Each line that holds the word "actions" counts once. Give the total number of such lines and nothing else.

┄┄┄┄┄┄┄┄┄┄

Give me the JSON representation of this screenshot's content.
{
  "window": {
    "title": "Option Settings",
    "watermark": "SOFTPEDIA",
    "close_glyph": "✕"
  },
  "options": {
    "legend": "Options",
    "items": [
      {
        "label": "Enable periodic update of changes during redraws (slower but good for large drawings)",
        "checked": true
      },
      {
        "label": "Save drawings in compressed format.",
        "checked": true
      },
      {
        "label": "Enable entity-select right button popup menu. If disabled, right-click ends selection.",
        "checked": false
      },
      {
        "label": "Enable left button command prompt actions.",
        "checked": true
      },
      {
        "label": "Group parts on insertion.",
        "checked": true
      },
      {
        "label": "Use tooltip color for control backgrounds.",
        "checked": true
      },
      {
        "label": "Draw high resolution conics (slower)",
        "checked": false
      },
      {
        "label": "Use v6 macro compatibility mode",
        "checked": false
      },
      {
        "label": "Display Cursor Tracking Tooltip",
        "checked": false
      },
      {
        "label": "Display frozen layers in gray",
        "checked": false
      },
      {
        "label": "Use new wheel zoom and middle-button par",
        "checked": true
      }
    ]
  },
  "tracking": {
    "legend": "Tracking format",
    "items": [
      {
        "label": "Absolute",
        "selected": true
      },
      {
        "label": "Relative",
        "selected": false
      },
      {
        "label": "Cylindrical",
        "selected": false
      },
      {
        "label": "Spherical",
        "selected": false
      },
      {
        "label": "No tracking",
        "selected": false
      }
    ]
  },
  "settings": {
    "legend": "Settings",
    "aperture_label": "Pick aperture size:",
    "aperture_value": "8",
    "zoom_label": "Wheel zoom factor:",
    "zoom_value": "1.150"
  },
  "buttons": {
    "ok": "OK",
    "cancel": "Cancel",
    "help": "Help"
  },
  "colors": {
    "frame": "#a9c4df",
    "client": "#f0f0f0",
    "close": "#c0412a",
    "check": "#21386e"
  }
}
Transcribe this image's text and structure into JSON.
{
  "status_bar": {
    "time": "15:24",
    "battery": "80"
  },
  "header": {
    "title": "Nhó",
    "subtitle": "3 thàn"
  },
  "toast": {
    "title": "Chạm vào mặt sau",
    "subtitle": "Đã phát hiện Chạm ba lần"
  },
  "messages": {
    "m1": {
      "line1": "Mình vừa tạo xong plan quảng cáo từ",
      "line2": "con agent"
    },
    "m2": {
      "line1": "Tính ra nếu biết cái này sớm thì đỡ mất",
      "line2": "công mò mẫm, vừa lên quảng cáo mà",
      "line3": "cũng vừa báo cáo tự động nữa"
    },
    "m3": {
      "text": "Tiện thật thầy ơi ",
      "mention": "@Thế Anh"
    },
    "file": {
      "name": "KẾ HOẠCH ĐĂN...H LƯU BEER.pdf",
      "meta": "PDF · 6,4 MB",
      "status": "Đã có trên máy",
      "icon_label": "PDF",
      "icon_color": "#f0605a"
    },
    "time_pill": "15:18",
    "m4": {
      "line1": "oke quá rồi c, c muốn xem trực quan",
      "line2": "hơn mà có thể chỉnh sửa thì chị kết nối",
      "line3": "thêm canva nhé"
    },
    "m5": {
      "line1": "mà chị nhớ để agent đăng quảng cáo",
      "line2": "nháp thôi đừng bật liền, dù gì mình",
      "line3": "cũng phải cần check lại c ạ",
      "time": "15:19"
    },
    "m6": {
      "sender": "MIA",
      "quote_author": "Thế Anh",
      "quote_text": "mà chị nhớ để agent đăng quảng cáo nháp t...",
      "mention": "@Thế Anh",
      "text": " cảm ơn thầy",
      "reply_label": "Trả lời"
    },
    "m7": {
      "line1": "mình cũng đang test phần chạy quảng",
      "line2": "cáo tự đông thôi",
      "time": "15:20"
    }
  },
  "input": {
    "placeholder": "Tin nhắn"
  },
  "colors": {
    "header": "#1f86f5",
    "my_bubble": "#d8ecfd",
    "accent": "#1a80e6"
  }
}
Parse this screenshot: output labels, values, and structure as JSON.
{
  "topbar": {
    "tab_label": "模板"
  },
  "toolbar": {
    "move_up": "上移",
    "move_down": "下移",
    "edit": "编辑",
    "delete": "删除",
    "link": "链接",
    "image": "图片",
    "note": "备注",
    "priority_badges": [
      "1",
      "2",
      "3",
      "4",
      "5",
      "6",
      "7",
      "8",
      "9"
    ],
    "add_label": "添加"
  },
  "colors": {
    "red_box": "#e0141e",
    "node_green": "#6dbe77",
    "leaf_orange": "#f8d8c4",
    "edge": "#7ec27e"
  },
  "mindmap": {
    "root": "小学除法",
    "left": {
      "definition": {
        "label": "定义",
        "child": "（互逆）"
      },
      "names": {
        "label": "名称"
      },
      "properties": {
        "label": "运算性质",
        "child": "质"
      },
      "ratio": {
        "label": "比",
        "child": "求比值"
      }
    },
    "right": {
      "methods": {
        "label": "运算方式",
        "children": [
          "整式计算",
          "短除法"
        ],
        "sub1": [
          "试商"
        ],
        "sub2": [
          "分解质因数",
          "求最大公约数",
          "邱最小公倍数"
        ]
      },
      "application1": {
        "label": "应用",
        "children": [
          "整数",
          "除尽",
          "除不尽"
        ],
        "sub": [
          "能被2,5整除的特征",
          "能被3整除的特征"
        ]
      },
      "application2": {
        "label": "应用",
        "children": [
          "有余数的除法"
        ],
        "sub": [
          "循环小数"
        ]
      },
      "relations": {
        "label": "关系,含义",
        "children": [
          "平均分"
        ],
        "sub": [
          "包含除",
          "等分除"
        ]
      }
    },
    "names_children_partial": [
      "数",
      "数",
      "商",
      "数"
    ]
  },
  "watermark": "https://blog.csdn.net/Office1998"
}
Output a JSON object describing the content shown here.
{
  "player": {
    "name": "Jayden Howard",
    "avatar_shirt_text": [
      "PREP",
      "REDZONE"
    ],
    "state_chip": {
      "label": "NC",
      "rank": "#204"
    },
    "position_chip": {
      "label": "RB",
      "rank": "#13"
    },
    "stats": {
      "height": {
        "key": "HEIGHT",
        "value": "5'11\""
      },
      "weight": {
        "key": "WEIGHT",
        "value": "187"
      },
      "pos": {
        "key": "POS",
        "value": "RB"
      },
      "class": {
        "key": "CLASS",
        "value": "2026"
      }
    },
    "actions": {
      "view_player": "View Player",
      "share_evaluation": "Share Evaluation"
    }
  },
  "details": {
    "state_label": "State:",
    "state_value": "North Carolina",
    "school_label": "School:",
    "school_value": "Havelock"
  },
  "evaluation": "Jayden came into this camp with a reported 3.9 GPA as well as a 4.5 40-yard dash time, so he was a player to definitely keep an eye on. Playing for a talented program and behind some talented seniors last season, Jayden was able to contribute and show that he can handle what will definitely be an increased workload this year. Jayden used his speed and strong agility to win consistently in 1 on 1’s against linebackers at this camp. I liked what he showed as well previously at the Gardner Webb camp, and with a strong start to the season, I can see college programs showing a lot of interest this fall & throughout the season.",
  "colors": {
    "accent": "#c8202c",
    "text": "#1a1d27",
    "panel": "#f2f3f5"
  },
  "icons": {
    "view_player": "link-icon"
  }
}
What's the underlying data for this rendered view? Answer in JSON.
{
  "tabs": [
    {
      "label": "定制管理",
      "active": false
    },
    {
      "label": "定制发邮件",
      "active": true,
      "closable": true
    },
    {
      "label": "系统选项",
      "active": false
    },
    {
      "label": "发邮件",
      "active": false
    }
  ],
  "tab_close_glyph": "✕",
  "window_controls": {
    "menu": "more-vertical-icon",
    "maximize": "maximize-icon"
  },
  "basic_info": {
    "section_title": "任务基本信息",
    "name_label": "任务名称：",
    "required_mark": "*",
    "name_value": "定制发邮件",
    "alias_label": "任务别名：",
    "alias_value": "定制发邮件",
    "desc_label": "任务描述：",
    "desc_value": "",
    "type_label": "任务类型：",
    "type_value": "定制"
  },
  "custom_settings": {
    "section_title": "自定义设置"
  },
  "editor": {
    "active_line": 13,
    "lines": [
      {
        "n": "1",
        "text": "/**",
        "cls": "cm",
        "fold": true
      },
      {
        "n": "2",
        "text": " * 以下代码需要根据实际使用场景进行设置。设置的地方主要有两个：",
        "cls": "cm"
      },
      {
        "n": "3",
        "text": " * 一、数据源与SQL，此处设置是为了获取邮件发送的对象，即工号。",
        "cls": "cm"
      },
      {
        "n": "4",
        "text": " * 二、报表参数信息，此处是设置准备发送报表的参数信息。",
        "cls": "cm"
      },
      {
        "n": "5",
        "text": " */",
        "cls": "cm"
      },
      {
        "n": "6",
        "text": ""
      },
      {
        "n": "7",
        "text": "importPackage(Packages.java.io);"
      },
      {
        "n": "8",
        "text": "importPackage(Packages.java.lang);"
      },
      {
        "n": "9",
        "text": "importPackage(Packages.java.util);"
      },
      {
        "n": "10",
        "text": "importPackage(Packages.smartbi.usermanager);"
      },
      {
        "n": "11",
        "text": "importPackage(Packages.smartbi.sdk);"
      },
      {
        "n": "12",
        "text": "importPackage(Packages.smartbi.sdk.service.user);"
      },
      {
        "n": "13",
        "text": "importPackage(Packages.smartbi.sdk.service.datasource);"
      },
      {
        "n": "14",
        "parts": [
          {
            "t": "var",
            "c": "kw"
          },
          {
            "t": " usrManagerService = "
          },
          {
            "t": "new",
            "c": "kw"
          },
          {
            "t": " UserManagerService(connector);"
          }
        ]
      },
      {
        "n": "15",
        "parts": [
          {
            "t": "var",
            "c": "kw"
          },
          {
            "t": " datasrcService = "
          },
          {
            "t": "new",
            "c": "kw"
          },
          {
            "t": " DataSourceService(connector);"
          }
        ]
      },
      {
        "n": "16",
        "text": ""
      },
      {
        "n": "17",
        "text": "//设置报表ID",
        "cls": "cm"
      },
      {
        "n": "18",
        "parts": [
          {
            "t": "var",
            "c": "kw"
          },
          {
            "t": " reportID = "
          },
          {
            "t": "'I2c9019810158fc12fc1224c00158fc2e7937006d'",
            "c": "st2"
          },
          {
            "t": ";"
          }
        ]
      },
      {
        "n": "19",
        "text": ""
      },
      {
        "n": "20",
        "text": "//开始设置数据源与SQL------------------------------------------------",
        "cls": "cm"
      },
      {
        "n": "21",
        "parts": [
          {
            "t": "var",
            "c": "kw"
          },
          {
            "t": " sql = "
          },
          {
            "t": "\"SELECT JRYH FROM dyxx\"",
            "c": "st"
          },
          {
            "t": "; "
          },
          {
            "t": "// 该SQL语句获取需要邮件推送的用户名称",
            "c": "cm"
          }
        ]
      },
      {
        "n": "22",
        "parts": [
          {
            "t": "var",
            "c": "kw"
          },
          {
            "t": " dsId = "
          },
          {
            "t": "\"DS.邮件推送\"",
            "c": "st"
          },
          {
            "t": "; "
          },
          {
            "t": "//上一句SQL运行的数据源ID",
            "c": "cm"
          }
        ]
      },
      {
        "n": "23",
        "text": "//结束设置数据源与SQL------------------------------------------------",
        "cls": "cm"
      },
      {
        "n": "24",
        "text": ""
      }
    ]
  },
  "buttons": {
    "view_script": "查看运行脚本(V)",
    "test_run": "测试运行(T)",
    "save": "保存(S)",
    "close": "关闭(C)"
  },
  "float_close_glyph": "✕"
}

┄┄┄┄┄┄┄┄┄┄

• WRITTEN SOLUTION: 2